» Request:
Could you print every record below exactly as it appears?

——

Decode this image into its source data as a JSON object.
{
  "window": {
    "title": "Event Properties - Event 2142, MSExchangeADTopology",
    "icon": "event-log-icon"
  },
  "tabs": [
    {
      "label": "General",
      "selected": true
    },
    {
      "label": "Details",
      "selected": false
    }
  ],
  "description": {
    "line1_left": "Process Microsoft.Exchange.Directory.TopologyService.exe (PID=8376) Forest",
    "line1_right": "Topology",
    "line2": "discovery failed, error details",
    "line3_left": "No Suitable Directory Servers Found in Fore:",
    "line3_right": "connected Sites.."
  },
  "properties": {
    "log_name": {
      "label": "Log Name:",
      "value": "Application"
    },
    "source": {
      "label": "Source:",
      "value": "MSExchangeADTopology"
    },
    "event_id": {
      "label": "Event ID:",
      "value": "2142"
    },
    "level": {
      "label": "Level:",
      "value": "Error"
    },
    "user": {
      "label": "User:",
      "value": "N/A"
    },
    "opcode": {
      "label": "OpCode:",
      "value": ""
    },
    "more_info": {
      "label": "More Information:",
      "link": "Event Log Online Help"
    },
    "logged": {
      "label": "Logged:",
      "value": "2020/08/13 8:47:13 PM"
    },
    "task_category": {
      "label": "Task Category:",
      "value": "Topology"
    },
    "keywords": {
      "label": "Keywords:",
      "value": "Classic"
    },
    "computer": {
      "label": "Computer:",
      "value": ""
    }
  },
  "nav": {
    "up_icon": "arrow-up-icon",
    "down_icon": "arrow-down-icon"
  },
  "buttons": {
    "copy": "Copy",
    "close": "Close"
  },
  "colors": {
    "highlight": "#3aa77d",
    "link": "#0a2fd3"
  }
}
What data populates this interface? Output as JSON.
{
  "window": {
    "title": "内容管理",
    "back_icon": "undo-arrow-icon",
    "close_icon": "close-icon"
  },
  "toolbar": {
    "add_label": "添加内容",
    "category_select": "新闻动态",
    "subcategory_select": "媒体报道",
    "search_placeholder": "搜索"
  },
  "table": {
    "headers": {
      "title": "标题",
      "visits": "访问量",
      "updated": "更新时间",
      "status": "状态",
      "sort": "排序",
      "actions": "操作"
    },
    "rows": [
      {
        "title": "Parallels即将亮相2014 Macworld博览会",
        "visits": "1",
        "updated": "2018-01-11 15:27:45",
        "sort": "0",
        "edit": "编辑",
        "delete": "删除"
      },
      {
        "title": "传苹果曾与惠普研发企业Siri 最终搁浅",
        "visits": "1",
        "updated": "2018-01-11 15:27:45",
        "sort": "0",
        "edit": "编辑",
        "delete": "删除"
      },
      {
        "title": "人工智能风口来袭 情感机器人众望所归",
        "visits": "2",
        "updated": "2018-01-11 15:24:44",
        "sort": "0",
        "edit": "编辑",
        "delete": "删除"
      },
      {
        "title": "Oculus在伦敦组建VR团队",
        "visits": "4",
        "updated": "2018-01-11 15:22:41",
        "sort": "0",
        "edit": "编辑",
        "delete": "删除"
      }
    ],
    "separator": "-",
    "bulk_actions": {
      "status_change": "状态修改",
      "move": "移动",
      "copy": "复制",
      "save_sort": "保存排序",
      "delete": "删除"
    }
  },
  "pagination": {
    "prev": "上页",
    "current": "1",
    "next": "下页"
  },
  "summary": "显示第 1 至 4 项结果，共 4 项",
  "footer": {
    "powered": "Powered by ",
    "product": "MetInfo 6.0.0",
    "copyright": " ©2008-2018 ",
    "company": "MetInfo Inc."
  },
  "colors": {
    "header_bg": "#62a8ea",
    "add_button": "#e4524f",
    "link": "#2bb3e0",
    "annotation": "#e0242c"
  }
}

——

» Complete output:
Decode this image into its source data as a JSON object.
{
  "window": {
    "title": "Event Properties - Event 2142, MSExchangeADTopology",
    "icon": "event-log-icon"
  },
  "tabs": [
    {
      "label": "General",
      "selected": true
    },
    {
      "label": "Details",
      "selected": false
    }
  ],
  "description": {
    "line1_left": "Process Microsoft.Exchange.Directory.TopologyService.exe (PID=8376) Forest",
    "line1_right": "Topology",
    "line2": "discovery failed, error details",
    "line3_left": "No Suitable Directory Servers Found in Fore:",
    "line3_right": "connected Sites.."
  },
  "properties": {
    "log_name": {
      "label": "Log Name:",
      "value": "Application"
    },
    "source": {
      "label": "Source:",
      "value": "MSExchangeADTopology"
    },
    "event_id": {
      "label": "Event ID:",
      "value": "2142"
    },
    "level": {
      "label": "Level:",
      "value": "Error"
    },
    "user": {
      "label": "User:",
      "value": "N/A"
    },
    "opcode": {
      "label": "OpCode:",
      "value": ""
    },
    "more_info": {
      "label": "More Information:",
      "link": "Event Log Online Help"
    },
    "logged": {
      "label": "Logged:",
      "value": "2020/08/13 8:47:13 PM"
    },
    "task_category": {
      "label": "Task Category:",
      "value": "Topology"
    },
    "keywords": {
      "label": "Keywords:",
      "value": "Classic"
    },
    "computer": {
      "label": "Computer:",
      "value": ""
    }
  },
  "nav": {
    "up_icon": "arrow-up-icon",
    "down_icon": "arrow-down-icon"
  },
  "buttons": {
    "copy": "Copy",
    "close": "Close"
  },
  "colors": {
    "highlight": "#3aa77d",
    "link": "#0a2fd3"
  }
}
What data populates this interface? Output as JSON.
{
  "window": {
    "title": "内容管理",
    "back_icon": "undo-arrow-icon",
    "close_icon": "close-icon"
  },
  "toolbar": {
    "add_label": "添加内容",
    "category_select": "新闻动态",
    "subcategory_select": "媒体报道",
    "search_placeholder": "搜索"
  },
  "table": {
    "headers": {
      "title": "标题",
      "visits": "访问量",
      "updated": "更新时间",
      "status": "状态",
      "sort": "排序",
      "actions": "操作"
    },
    "rows": [
      {
        "title": "Parallels即将亮相2014 Macworld博览会",
        "visits": "1",
        "updated": "2018-01-11 15:27:45",
        "sort": "0",
        "edit": "编辑",
        "delete": "删除"
      },
      {
        "title": "传苹果曾与惠普研发企业Siri 最终搁浅",
        "visits": "1",
        "updated": "2018-01-11 15:27:45",
        "sort": "0",
        "edit": "编辑",
        "delete": "删除"
      },
      {
        "title": "人工智能风口来袭 情感机器人众望所归",
        "visits": "2",
        "updated": "2018-01-11 15:24:44",
        "sort": "0",
        "edit": "编辑",
        "delete": "删除"
      },
      {
        "title": "Oculus在伦敦组建VR团队",
        "visits": "4",
        "updated": "2018-01-11 15:22:41",
        "sort": "0",
        "edit": "编辑",
        "delete": "删除"
      }
    ],
    "separator": "-",
    "bulk_actions": {
      "status_change": "状态修改",
      "move": "移动",
      "copy": "复制",
      "save_sort": "保存排序",
      "delete": "删除"
    }
  },
  "pagination": {
    "prev": "上页",
    "current": "1",
    "next": "下页"
  },
  "summary": "显示第 1 至 4 项结果，共 4 项",
  "footer": {
    "powered": "Powered by ",
    "product": "MetInfo 6.0.0",
    "copyright": " ©2008-2018 ",
    "company": "MetInfo Inc."
  },
  "colors": {
    "header_bg": "#62a8ea",
    "add_button": "#e4524f",
    "link": "#2bb3e0",
    "annotation": "#e0242c"
  }
}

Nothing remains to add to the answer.